> The input
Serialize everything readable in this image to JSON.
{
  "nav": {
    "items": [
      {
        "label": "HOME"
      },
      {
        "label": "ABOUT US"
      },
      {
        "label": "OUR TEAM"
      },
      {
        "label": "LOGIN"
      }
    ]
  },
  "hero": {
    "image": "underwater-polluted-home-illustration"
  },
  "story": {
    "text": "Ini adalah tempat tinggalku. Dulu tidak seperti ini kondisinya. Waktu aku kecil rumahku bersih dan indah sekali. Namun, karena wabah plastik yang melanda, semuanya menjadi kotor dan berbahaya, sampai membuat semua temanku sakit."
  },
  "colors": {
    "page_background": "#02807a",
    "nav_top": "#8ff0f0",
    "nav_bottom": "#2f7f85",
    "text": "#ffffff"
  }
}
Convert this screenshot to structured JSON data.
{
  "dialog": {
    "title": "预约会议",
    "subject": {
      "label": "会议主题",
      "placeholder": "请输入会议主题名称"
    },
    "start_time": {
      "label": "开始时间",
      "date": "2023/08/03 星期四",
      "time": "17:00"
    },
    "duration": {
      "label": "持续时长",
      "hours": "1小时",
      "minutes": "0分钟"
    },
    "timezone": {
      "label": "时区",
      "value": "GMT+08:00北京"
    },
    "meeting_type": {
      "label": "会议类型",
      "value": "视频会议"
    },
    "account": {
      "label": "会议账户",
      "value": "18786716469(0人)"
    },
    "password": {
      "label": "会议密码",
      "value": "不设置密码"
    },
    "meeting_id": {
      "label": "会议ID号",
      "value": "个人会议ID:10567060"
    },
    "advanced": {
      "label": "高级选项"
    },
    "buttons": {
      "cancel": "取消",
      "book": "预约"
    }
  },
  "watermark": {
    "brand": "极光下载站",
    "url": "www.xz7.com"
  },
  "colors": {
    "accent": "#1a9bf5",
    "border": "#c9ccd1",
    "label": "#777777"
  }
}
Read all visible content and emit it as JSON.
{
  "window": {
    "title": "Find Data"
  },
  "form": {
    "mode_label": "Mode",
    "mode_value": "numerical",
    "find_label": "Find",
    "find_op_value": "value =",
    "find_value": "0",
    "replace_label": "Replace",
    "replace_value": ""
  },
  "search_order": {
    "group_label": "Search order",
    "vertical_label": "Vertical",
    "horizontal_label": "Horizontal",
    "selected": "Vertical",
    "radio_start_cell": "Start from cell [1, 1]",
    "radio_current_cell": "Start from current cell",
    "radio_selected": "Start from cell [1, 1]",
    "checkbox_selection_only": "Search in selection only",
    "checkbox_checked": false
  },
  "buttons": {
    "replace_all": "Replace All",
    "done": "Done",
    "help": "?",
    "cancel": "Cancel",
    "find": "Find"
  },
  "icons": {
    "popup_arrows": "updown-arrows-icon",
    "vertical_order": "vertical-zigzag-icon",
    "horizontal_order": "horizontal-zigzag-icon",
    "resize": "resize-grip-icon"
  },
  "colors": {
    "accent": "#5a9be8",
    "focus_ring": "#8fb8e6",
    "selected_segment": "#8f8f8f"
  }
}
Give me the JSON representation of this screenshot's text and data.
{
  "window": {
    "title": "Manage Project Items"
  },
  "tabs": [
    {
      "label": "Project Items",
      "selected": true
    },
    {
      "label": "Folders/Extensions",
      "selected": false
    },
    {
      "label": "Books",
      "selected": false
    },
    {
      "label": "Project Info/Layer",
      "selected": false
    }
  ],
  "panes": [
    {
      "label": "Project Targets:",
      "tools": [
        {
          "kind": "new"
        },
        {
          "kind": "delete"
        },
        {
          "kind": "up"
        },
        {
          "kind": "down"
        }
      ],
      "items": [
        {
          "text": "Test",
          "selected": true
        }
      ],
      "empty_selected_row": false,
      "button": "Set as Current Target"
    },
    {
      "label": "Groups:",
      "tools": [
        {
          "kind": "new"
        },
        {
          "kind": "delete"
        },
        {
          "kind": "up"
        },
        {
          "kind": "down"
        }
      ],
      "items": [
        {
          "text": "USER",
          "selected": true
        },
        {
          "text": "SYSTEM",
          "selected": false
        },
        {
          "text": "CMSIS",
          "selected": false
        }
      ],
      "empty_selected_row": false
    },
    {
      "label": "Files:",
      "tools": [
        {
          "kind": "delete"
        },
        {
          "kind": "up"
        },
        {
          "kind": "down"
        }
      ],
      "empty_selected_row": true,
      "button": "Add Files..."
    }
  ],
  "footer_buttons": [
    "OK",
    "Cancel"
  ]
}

> Short task
Give only the number of lines in the entries above that hold the string "screenshot".

> Solution to the exercise
2